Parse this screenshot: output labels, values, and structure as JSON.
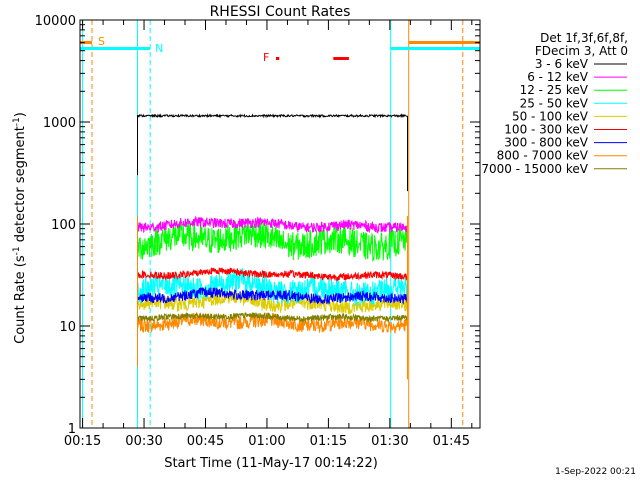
{
  "chart_data": {
    "type": "line",
    "title": "RHESSI Count Rates",
    "xlabel": "Start Time (11-May-17 00:14:22)",
    "ylabel_main": "Count Rate (s",
    "ylabel_sup": "-1",
    "ylabel_tail": " detector segment",
    "ylabel_end": ")",
    "y_scale": "log",
    "ylim": [
      1,
      10000
    ],
    "y_ticks": [
      {
        "value": 1,
        "label": "1"
      },
      {
        "value": 10,
        "label": "10"
      },
      {
        "value": 100,
        "label": "100"
      },
      {
        "value": 1000,
        "label": "1000"
      },
      {
        "value": 10000,
        "label": "10000"
      }
    ],
    "xlim_minutes": [
      14.37,
      112
    ],
    "x_ticks": [
      {
        "minute": 15,
        "label": "00:15"
      },
      {
        "minute": 30,
        "label": "00:30"
      },
      {
        "minute": 45,
        "label": "00:45"
      },
      {
        "minute": 60,
        "label": "01:00"
      },
      {
        "minute": 75,
        "label": "01:15"
      },
      {
        "minute": 90,
        "label": "01:30"
      },
      {
        "minute": 105,
        "label": "01:45"
      }
    ],
    "legend_header": [
      "Det 1f,3f,6f,8f,",
      "FDecim 3, Att 0"
    ],
    "legend_position": "right",
    "data_interval_minutes": [
      28.4,
      94.3
    ],
    "series": [
      {
        "name": "3 - 6 keV",
        "color": "#000000",
        "level": 1150,
        "noise": 0.02,
        "bump": 0.0
      },
      {
        "name": "6 - 12 keV",
        "color": "#ff00ff",
        "level": 95,
        "noise": 0.05,
        "bump": 0.1
      },
      {
        "name": "12 - 25 keV",
        "color": "#00ff00",
        "level": 65,
        "noise": 0.14,
        "bump": 0.18
      },
      {
        "name": "25 - 50 keV",
        "color": "#00ffff",
        "level": 22,
        "noise": 0.12,
        "bump": 0.2
      },
      {
        "name": "50 - 100 keV",
        "color": "#ddcc00",
        "level": 16,
        "noise": 0.07,
        "bump": 0.15
      },
      {
        "name": "100 - 300 keV",
        "color": "#ff0000",
        "level": 31,
        "noise": 0.035,
        "bump": 0.1
      },
      {
        "name": "300 - 800 keV",
        "color": "#0000ff",
        "level": 19,
        "noise": 0.05,
        "bump": 0.1
      },
      {
        "name": "800 - 7000 keV",
        "color": "#ff8800",
        "level": 10.5,
        "noise": 0.07,
        "bump": 0.08
      },
      {
        "name": "7000 - 15000 keV",
        "color": "#808000",
        "level": 12,
        "noise": 0.03,
        "bump": 0.05
      }
    ],
    "markers": {
      "saa": {
        "label": "S",
        "color": "#ff8800",
        "intervals": [
          [
            14.37,
            17.3
          ],
          [
            94.6,
            112
          ]
        ]
      },
      "night": {
        "label": "N",
        "color": "#00ffff",
        "intervals": [
          [
            14.37,
            31.5
          ],
          [
            90.2,
            112
          ]
        ]
      },
      "flare": {
        "label": "F",
        "color": "#ff0000",
        "intervals": [
          [
            62.2,
            63.0
          ],
          [
            76.2,
            80.0
          ]
        ]
      }
    },
    "vlines": [
      {
        "minute": 15.0,
        "color": "#00ffff",
        "style": "solid"
      },
      {
        "minute": 17.3,
        "color": "#ff8800",
        "style": "dashed"
      },
      {
        "minute": 28.4,
        "color": "#00ffff",
        "style": "solid"
      },
      {
        "minute": 31.5,
        "color": "#00ffff",
        "style": "dashed"
      },
      {
        "minute": 90.2,
        "color": "#00ffff",
        "style": "solid"
      },
      {
        "minute": 94.6,
        "color": "#ff8800",
        "style": "solid"
      },
      {
        "minute": 107.8,
        "color": "#ff8800",
        "style": "dashed"
      }
    ]
  },
  "footer_date": "1-Sep-2022 00:21"
}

**PROBLEM**
Give an exact copy of the material, leaving out every picture.

**ANSWER TO THE PROBLEM**
Parse this screenshot: output labels, values, and structure as JSON.
{
  "chart_data": {
    "type": "line",
    "title": "RHESSI Count Rates",
    "xlabel": "Start Time (11-May-17 00:14:22)",
    "ylabel_main": "Count Rate (s",
    "ylabel_sup": "-1",
    "ylabel_tail": " detector segment",
    "ylabel_end": ")",
    "y_scale": "log",
    "ylim": [
      1,
      10000
    ],
    "y_ticks": [
      {
        "value": 1,
        "label": "1"
      },
      {
        "value": 10,
        "label": "10"
      },
      {
        "value": 100,
        "label": "100"
      },
      {
        "value": 1000,
        "label": "1000"
      },
      {
        "value": 10000,
        "label": "10000"
      }
    ],
    "xlim_minutes": [
      14.37,
      112
    ],
    "x_ticks": [
      {
        "minute": 15,
        "label": "00:15"
      },
      {
        "minute": 30,
        "label": "00:30"
      },
      {
        "minute": 45,
        "label": "00:45"
      },
      {
        "minute": 60,
        "label": "01:00"
      },
      {
        "minute": 75,
        "label": "01:15"
      },
      {
        "minute": 90,
        "label": "01:30"
      },
      {
        "minute": 105,
        "label": "01:45"
      }
    ],
    "legend_header": [
      "Det 1f,3f,6f,8f,",
      "FDecim 3, Att 0"
    ],
    "legend_position": "right",
    "data_interval_minutes": [
      28.4,
      94.3
    ],
    "series": [
      {
        "name": "3 - 6 keV",
        "color": "#000000",
        "level": 1150,
        "noise": 0.02,
        "bump": 0.0
      },
      {
        "name": "6 - 12 keV",
        "color": "#ff00ff",
        "level": 95,
        "noise": 0.05,
        "bump": 0.1
      },
      {
        "name": "12 - 25 keV",
        "color": "#00ff00",
        "level": 65,
        "noise": 0.14,
        "bump": 0.18
      },
      {
        "name": "25 - 50 keV",
        "color": "#00ffff",
        "level": 22,
        "noise": 0.12,
        "bump": 0.2
      },
      {
        "name": "50 - 100 keV",
        "color": "#ddcc00",
        "level": 16,
        "noise": 0.07,
        "bump": 0.15
      },
      {
        "name": "100 - 300 keV",
        "color": "#ff0000",
        "level": 31,
        "noise": 0.035,
        "bump": 0.1
      },
      {
        "name": "300 - 800 keV",
        "color": "#0000ff",
        "level": 19,
        "noise": 0.05,
        "bump": 0.1
      },
      {
        "name": "800 - 7000 keV",
        "color": "#ff8800",
        "level": 10.5,
        "noise": 0.07,
        "bump": 0.08
      },
      {
        "name": "7000 - 15000 keV",
        "color": "#808000",
        "level": 12,
        "noise": 0.03,
        "bump": 0.05
      }
    ],
    "markers": {
      "saa": {
        "label": "S",
        "color": "#ff8800",
        "intervals": [
          [
            14.37,
            17.3
          ],
          [
            94.6,
            112
          ]
        ]
      },
      "night": {
        "label": "N",
        "color": "#00ffff",
        "intervals": [
          [
            14.37,
            31.5
          ],
          [
            90.2,
            112
          ]
        ]
      },
      "flare": {
        "label": "F",
        "color": "#ff0000",
        "intervals": [
          [
            62.2,
            63.0
          ],
          [
            76.2,
            80.0
          ]
        ]
      }
    },
    "vlines": [
      {
        "minute": 15.0,
        "color": "#00ffff",
        "style": "solid"
      },
      {
        "minute": 17.3,
        "color": "#ff8800",
        "style": "dashed"
      },
      {
        "minute": 28.4,
        "color": "#00ffff",
        "style": "solid"
      },
      {
        "minute": 31.5,
        "color": "#00ffff",
        "style": "dashed"
      },
      {
        "minute": 90.2,
        "color": "#00ffff",
        "style": "solid"
      },
      {
        "minute": 94.6,
        "color": "#ff8800",
        "style": "solid"
      },
      {
        "minute": 107.8,
        "color": "#ff8800",
        "style": "dashed"
      }
    ]
  },
  "footer_date": "1-Sep-2022 00:21"
}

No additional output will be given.